Repeat everything in the material exactly.
------------------------------------
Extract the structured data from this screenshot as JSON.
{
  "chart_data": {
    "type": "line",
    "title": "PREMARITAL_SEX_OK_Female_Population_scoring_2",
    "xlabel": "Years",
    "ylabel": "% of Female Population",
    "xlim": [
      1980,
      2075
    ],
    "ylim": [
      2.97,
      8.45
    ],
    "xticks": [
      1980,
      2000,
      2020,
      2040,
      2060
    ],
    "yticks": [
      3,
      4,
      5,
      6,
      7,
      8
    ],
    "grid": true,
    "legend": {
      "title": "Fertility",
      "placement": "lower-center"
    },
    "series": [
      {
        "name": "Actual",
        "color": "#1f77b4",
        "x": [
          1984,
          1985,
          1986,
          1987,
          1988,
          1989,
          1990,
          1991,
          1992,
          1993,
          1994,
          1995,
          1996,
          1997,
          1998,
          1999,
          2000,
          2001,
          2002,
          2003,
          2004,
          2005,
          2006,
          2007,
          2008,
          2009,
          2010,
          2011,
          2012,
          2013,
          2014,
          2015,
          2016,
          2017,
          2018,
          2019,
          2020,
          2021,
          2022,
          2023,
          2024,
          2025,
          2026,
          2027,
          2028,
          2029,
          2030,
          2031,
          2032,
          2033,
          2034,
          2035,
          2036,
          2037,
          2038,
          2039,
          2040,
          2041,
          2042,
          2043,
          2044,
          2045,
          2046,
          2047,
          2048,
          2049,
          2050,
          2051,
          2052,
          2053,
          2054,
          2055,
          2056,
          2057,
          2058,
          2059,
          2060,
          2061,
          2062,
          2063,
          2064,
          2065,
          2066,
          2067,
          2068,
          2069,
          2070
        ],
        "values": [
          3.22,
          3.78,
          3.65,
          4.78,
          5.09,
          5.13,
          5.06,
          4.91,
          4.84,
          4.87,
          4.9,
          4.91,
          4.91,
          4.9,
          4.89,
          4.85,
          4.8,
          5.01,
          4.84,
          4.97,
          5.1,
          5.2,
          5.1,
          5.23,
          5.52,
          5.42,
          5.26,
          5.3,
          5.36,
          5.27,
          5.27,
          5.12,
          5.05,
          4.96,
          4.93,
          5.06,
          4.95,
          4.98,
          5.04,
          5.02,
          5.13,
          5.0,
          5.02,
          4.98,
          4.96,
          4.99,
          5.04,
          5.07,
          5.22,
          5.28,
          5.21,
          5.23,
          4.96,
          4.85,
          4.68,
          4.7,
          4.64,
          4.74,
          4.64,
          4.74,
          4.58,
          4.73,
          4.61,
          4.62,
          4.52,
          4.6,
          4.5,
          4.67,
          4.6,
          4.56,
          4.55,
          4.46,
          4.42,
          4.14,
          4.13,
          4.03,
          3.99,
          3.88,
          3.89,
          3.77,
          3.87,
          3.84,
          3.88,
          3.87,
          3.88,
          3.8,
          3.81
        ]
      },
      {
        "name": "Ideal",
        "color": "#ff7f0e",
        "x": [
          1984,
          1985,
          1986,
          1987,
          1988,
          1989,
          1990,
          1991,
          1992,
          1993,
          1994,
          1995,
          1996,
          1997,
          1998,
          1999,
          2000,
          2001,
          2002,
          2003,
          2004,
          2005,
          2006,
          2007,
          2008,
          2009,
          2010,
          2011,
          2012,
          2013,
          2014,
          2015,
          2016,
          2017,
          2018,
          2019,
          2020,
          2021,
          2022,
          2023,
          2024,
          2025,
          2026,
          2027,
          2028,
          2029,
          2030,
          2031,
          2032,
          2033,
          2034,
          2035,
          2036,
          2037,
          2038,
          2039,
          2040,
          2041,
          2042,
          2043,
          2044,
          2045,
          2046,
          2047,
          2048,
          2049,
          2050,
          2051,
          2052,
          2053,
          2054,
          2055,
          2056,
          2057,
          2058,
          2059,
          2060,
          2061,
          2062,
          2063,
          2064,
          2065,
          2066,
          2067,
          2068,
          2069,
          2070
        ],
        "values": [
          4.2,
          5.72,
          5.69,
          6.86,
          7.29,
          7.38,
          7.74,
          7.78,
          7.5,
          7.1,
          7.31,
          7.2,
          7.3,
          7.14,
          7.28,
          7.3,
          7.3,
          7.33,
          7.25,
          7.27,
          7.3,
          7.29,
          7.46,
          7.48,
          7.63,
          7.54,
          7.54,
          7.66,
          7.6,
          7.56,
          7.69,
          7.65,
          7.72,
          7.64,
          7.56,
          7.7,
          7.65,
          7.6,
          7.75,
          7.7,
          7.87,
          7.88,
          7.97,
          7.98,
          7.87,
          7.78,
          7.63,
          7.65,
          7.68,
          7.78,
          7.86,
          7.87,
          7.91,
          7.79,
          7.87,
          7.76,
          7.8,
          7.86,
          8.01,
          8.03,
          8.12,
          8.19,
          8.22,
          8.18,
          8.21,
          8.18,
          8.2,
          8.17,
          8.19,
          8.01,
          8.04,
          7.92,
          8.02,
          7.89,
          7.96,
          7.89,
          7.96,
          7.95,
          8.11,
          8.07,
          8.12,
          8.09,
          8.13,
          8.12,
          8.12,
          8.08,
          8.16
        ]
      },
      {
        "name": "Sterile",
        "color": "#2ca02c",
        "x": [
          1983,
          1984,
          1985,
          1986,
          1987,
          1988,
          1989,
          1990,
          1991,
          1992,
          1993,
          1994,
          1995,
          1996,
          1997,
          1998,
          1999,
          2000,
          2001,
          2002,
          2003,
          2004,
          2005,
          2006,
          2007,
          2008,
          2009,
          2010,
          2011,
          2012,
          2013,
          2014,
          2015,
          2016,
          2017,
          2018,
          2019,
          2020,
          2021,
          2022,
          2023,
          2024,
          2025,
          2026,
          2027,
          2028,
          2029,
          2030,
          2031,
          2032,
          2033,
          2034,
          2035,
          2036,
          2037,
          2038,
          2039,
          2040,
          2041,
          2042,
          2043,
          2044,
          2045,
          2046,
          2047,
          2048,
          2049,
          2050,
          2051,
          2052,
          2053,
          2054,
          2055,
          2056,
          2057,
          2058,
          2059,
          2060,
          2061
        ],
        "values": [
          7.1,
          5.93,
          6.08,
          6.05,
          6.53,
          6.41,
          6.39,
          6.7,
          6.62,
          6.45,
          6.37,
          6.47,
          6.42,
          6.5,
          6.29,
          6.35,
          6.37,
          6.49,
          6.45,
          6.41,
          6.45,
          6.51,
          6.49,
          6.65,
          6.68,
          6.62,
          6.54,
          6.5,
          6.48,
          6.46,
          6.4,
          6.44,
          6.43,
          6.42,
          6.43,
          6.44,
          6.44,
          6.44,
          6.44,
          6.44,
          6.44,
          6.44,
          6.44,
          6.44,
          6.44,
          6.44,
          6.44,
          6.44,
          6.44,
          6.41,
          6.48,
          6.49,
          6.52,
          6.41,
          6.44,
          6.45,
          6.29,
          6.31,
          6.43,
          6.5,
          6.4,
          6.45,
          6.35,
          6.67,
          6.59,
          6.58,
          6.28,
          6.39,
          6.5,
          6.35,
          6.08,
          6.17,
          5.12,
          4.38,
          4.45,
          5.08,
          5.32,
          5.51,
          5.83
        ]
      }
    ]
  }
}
------------------------------------
TASK RESULT:
Extract the structured data from this screenshot as JSON.
{
  "chart_data": {
    "type": "line",
    "title": "PREMARITAL_SEX_OK_Female_Population_scoring_2",
    "xlabel": "Years",
    "ylabel": "% of Female Population",
    "xlim": [
      1980,
      2075
    ],
    "ylim": [
      2.97,
      8.45
    ],
    "xticks": [
      1980,
      2000,
      2020,
      2040,
      2060
    ],
    "yticks": [
      3,
      4,
      5,
      6,
      7,
      8
    ],
    "grid": true,
    "legend": {
      "title": "Fertility",
      "placement": "lower-center"
    },
    "series": [
      {
        "name": "Actual",
        "color": "#1f77b4",
        "x": [
          1984,
          1985,
          1986,
          1987,
          1988,
          1989,
          1990,
          1991,
          1992,
          1993,
          1994,
          1995,
          1996,
          1997,
          1998,
          1999,
          2000,
          2001,
          2002,
          2003,
          2004,
          2005,
          2006,
          2007,
          2008,
          2009,
          2010,
          2011,
          2012,
          2013,
          2014,
          2015,
          2016,
          2017,
          2018,
          2019,
          2020,
          2021,
          2022,
          2023,
          2024,
          2025,
          2026,
          2027,
          2028,
          2029,
          2030,
          2031,
          2032,
          2033,
          2034,
          2035,
          2036,
          2037,
          2038,
          2039,
          2040,
          2041,
          2042,
          2043,
          2044,
          2045,
          2046,
          2047,
          2048,
          2049,
          2050,
          2051,
          2052,
          2053,
          2054,
          2055,
          2056,
          2057,
          2058,
          2059,
          2060,
          2061,
          2062,
          2063,
          2064,
          2065,
          2066,
          2067,
          2068,
          2069,
          2070
        ],
        "values": [
          3.22,
          3.78,
          3.65,
          4.78,
          5.09,
          5.13,
          5.06,
          4.91,
          4.84,
          4.87,
          4.9,
          4.91,
          4.91,
          4.9,
          4.89,
          4.85,
          4.8,
          5.01,
          4.84,
          4.97,
          5.1,
          5.2,
          5.1,
          5.23,
          5.52,
          5.42,
          5.26,
          5.3,
          5.36,
          5.27,
          5.27,
          5.12,
          5.05,
          4.96,
          4.93,
          5.06,
          4.95,
          4.98,
          5.04,
          5.02,
          5.13,
          5.0,
          5.02,
          4.98,
          4.96,
          4.99,
          5.04,
          5.07,
          5.22,
          5.28,
          5.21,
          5.23,
          4.96,
          4.85,
          4.68,
          4.7,
          4.64,
          4.74,
          4.64,
          4.74,
          4.58,
          4.73,
          4.61,
          4.62,
          4.52,
          4.6,
          4.5,
          4.67,
          4.6,
          4.56,
          4.55,
          4.46,
          4.42,
          4.14,
          4.13,
          4.03,
          3.99,
          3.88,
          3.89,
          3.77,
          3.87,
          3.84,
          3.88,
          3.87,
          3.88,
          3.8,
          3.81
        ]
      },
      {
        "name": "Ideal",
        "color": "#ff7f0e",
        "x": [
          1984,
          1985,
          1986,
          1987,
          1988,
          1989,
          1990,
          1991,
          1992,
          1993,
          1994,
          1995,
          1996,
          1997,
          1998,
          1999,
          2000,
          2001,
          2002,
          2003,
          2004,
          2005,
          2006,
          2007,
          2008,
          2009,
          2010,
          2011,
          2012,
          2013,
          2014,
          2015,
          2016,
          2017,
          2018,
          2019,
          2020,
          2021,
          2022,
          2023,
          2024,
          2025,
          2026,
          2027,
          2028,
          2029,
          2030,
          2031,
          2032,
          2033,
          2034,
          2035,
          2036,
          2037,
          2038,
          2039,
          2040,
          2041,
          2042,
          2043,
          2044,
          2045,
          2046,
          2047,
          2048,
          2049,
          2050,
          2051,
          2052,
          2053,
          2054,
          2055,
          2056,
          2057,
          2058,
          2059,
          2060,
          2061,
          2062,
          2063,
          2064,
          2065,
          2066,
          2067,
          2068,
          2069,
          2070
        ],
        "values": [
          4.2,
          5.72,
          5.69,
          6.86,
          7.29,
          7.38,
          7.74,
          7.78,
          7.5,
          7.1,
          7.31,
          7.2,
          7.3,
          7.14,
          7.28,
          7.3,
          7.3,
          7.33,
          7.25,
          7.27,
          7.3,
          7.29,
          7.46,
          7.48,
          7.63,
          7.54,
          7.54,
          7.66,
          7.6,
          7.56,
          7.69,
          7.65,
          7.72,
          7.64,
          7.56,
          7.7,
          7.65,
          7.6,
          7.75,
          7.7,
          7.87,
          7.88,
          7.97,
          7.98,
          7.87,
          7.78,
          7.63,
          7.65,
          7.68,
          7.78,
          7.86,
          7.87,
          7.91,
          7.79,
          7.87,
          7.76,
          7.8,
          7.86,
          8.01,
          8.03,
          8.12,
          8.19,
          8.22,
          8.18,
          8.21,
          8.18,
          8.2,
          8.17,
          8.19,
          8.01,
          8.04,
          7.92,
          8.02,
          7.89,
          7.96,
          7.89,
          7.96,
          7.95,
          8.11,
          8.07,
          8.12,
          8.09,
          8.13,
          8.12,
          8.12,
          8.08,
          8.16
        ]
      },
      {
        "name": "Sterile",
        "color": "#2ca02c",
        "x": [
          1983,
          1984,
          1985,
          1986,
          1987,
          1988,
          1989,
          1990,
          1991,
          1992,
          1993,
          1994,
          1995,
          1996,
          1997,
          1998,
          1999,
          2000,
          2001,
          2002,
          2003,
          2004,
          2005,
          2006,
          2007,
          2008,
          2009,
          2010,
          2011,
          2012,
          2013,
          2014,
          2015,
          2016,
          2017,
          2018,
          2019,
          2020,
          2021,
          2022,
          2023,
          2024,
          2025,
          2026,
          2027,
          2028,
          2029,
          2030,
          2031,
          2032,
          2033,
          2034,
          2035,
          2036,
          2037,
          2038,
          2039,
          2040,
          2041,
          2042,
          2043,
          2044,
          2045,
          2046,
          2047,
          2048,
          2049,
          2050,
          2051,
          2052,
          2053,
          2054,
          2055,
          2056,
          2057,
          2058,
          2059,
          2060,
          2061
        ],
        "values": [
          7.1,
          5.93,
          6.08,
          6.05,
          6.53,
          6.41,
          6.39,
          6.7,
          6.62,
          6.45,
          6.37,
          6.47,
          6.42,
          6.5,
          6.29,
          6.35,
          6.37,
          6.49,
          6.45,
          6.41,
          6.45,
          6.51,
          6.49,
          6.65,
          6.68,
          6.62,
          6.54,
          6.5,
          6.48,
          6.46,
          6.4,
          6.44,
          6.43,
          6.42,
          6.43,
          6.44,
          6.44,
          6.44,
          6.44,
          6.44,
          6.44,
          6.44,
          6.44,
          6.44,
          6.44,
          6.44,
          6.44,
          6.44,
          6.44,
          6.41,
          6.48,
          6.49,
          6.52,
          6.41,
          6.44,
          6.45,
          6.29,
          6.31,
          6.43,
          6.5,
          6.4,
          6.45,
          6.35,
          6.67,
          6.59,
          6.58,
          6.28,
          6.39,
          6.5,
          6.35,
          6.08,
          6.17,
          5.12,
          4.38,
          4.45,
          5.08,
          5.32,
          5.51,
          5.83
        ]
      }
    ]
  }
}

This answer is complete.